------ Исходный текст

Вообще язвительные насмешки над государем сделались как бы ежедневным занятием петербургского общества. Екатерина начала строить Исаакиевский собор из мрамора; Павел приказал докончить его просто из кирпича; эта небогатая отделка дала повод к следующему двустишию, которое нашли прибитым к церкви:
«Се памятник двух царств, обоим им приличный:
Низ мраморный, а верх кирпичный.[203]
Сочинили карикатуру, на которой император был представлен в полной форме, в мундире, усеянном вензелями Фридриха И; только на голове написано было: Павел I.
Самая смерть его, как ни ужасна она была, не прекратила этих шуток. Выдумали, будто в предсмертные минуты он умолял, по крайней мере, об отсрочке, чтобы изложить на бумаге весь церемониал своего торжественного погребения.
Таково было раздражение высших классов общества против государя, который имел одно только желание делать добро и поступать справедливо. Когда его ослепляли подозрительность и заносчивость, льстецы и искатели счастья, которые его окружали, спешили еще более затемнять его рассудок, дабы ловить рыбу в мутной воде. Но в следующие затем минуты, как только государь снова приходил в себя, никто не мог быть уверен, что удастся продолжить обман, и потому все желали перемены: одни, чтобы сохранить добытое всевозможными происками, другие, чтобы получить от нового государя знаки его милости, а третьи — чтобы сыграть какую-нибудь роль.
Давно уже яд начал распространяться в обществе. Сперва испытывали друг друга намеками; потом обменивались желаниями; наконец, открывались в преступных надеждах. Несколько способов извести императора были предпринимаемы. Самым верным казалось фанатизировать нескольких отчаянных сорванцов. Было до тридцати людей, коим поочередно предлагали пресечь жизнь государя ядом или кинжалом. Большая часть из них содрогались перед мыслью совершить такое преступление, однако они обещали молчать. Другие же, в небольшом числе, принимали на себя выполнение этого замысла, но в решительную минуту теряли мужество.
Подозревал ли сам император то, что замышляли против него? Не дошло ли до него какое-нибудь предостережение? Достоверно только то, что за несколько дней перед своей кончиной он приказал, чтобы кушанья его готовились не иначе как шведской кухаркой,[204] которая помещена была в небольшой комнате возле собственных его покоев.
Но отравление не было единственной опасностью, которая ему угрожала. На каждом вахт-параде, на каждом пожаре (например, в доме Кутузова), на каждом маскараде за ним следили убийцы. Однажды в маскараде в Эрмитаже один из них, вооруженный кинжалом, стоял у дверей, через которые несколько ступенек вели в залу, и ждал государя с твердой решимостью его убить. Государь появился. Убийца пробрался к нему, но вдруг потерял присутствие духа, скрылся среди толпы и бежал домой, как будто преследуемый фуриями.

------------
------ Предоставленные данные

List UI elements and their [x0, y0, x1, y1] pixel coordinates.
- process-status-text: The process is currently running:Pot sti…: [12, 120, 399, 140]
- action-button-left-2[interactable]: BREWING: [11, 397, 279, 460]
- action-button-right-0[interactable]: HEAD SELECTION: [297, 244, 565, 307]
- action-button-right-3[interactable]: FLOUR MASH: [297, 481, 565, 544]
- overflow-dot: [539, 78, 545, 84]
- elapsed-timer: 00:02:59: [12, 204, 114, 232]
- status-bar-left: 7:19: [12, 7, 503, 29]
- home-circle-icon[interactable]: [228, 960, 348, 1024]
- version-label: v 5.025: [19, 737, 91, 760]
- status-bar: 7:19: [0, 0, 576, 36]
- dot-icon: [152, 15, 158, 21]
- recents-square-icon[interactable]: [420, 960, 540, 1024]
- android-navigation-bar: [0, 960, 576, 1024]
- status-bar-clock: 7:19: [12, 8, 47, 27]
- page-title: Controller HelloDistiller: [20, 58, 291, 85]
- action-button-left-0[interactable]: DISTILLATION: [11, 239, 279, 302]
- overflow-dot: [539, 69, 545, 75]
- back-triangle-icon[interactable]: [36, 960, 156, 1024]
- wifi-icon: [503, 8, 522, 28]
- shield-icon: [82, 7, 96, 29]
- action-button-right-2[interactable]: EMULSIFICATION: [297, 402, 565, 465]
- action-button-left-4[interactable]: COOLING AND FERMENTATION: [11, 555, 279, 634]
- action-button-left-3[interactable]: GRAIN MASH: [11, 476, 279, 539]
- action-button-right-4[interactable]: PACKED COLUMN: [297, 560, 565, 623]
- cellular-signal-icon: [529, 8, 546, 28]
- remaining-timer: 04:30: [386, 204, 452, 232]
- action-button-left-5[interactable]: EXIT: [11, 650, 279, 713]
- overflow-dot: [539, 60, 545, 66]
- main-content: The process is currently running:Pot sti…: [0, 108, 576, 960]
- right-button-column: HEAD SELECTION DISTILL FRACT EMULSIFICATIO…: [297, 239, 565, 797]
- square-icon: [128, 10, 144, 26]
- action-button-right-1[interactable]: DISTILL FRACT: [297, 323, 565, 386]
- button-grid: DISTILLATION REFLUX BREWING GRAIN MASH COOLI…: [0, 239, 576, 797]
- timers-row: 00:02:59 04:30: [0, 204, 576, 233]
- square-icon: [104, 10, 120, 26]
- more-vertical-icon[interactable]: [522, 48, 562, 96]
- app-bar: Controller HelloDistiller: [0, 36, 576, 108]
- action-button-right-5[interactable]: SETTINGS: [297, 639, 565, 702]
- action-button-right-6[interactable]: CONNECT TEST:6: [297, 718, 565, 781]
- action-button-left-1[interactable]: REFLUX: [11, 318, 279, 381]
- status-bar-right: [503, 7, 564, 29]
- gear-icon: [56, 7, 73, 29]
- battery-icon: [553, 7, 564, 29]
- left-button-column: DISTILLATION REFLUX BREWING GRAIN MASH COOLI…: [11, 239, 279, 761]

------------

» Письменные задания
1. Из какого материала, согласно отрывку о Павле I, император приказал докончить Исаакиевский собор?
2. Дословно процитируйте из отрывка о Павле I фрагмент от слов «Давно уже яд» до слов «минуту теряли мужество.» включительно.
3. Напишите продолжение отрывка о Павле I, начав сразу после его последнего предложения.

» Ответы на задания
1. Павел приказал докончить Исаакиевский собор просто из кирпича.

2.
Давно уже яд начал распространяться в обществе. Сперва испытывали друг друга намеками; потом обменивались желаниями; наконец, открывались в преступных надеждах. Несколько способов извести императора были предпринимаемы. Самым верным казалось фанатизировать нескольких отчаянных сорванцов. Было до тридцати людей, коим поочередно предлагали пресечь жизнь государя ядом или кинжалом. Большая часть из них содрогались перед мыслью совершить такое преступление, однако они обещали молчать. Другие же, в небольшом числе, принимали на себя выполнение этого замысла, но в решительную минуту теряли мужество.

3.
Эти отдельные попытки были, однако, как бы тело без души до тех пор, пока душой их не сделался граф Пален. С ним во главе революция была легка; без него — почти невозможна. Как санкт-петербургский военный губернатор, он имел под своим начальством все войска и всю полицию; как министр иностранных дел, он заведовал также почтовой частью со всеми ее тайнами.[205] Все повеления государя проходили чрез его руки и им объявлялись. Павел, обыкновенно столь недоверчивый, предался ему совершенно; он был всемогущ. И этот-то человек, которому новое царствование могло скорее предвещать падение, чем новое возвышение, сам разрушил источник своего величия! Чего же ему недоставало? Недоставало ему безопасности, одной безопасности, без которой, хотя и осыпанный всеми милостями и всеми дарами счастья, он уподоблялся Дамоклу, над главой которого постоянно висел меч на волоске![206]
Он уже неоднократно испытывал, как мало мог рассчитывать на продолжение своего счастья. Весьма часто ему едва удавалось удержаться на той высоте, с которой его хотели свергнуть. Самый блестящий день не представлял ему ручательства в спокойной ночи, ибо завистники его всегда бодрствовали и не пропускали ни одного случая, чтобы сделать его подозрительным в глазах государя. От него самого я слышал, что даже то невинное письмо, в котором я умолял его о спасении, когда меня повлекли в Сибирь, чуть не сделалось причиной его погибели. Император сам передал ему это письмо с колким замечанием, что, по-видимому, думают, что его сиятельству все возможно. С большим трудом успел он объяснить, что утопающий хватается даже за соломинку и что, следовательно, в этой просьбе я только взывал к его счастью или к монаршей милости.
Другое, собственно неважное, происшествие навлекло на него самые горькие оскорбления. Один гвардейский офицер, Рибопьер,[207] неизвестно почему, подвергся неудовольствию императора. То обстоятельство, что он хорошо вальсировал и что княгиня Гагарина охотно с ним танцевала, нисколько не было настоящей причиной этой немилости и придумано было злобой против государя. Чтобы удалить его из Петербурга без вреда для его службы, его отправили в Вену. Там, если не ошибаюсь, он дрался на дуэли с Четвертинским.[208] Так как оба великих князя не желали, чтобы этот случай дошел до государя, то граф Пален скрыл полученное им донесение. Но тогдашний генерал-прокурор Обольянинов[209] узнал о нем, с злорадством отправился к императору, доложил о случившемся и коварно прибавил: «Ваше величество из этого видите, как дерзают с вами поступать. Если о таких вещах не докладывают, то могут умолчать и о важнейших». Павел рассердился и не только дал почувствовать графу Палену свое неудовольствие, но даже оскорбил его в том, что было ему всего дороже: когда супруга графа, первая статс-дама,[210] приехала ко двору, ей только тут объявлено было, что она должна вернуться домой и более не являться.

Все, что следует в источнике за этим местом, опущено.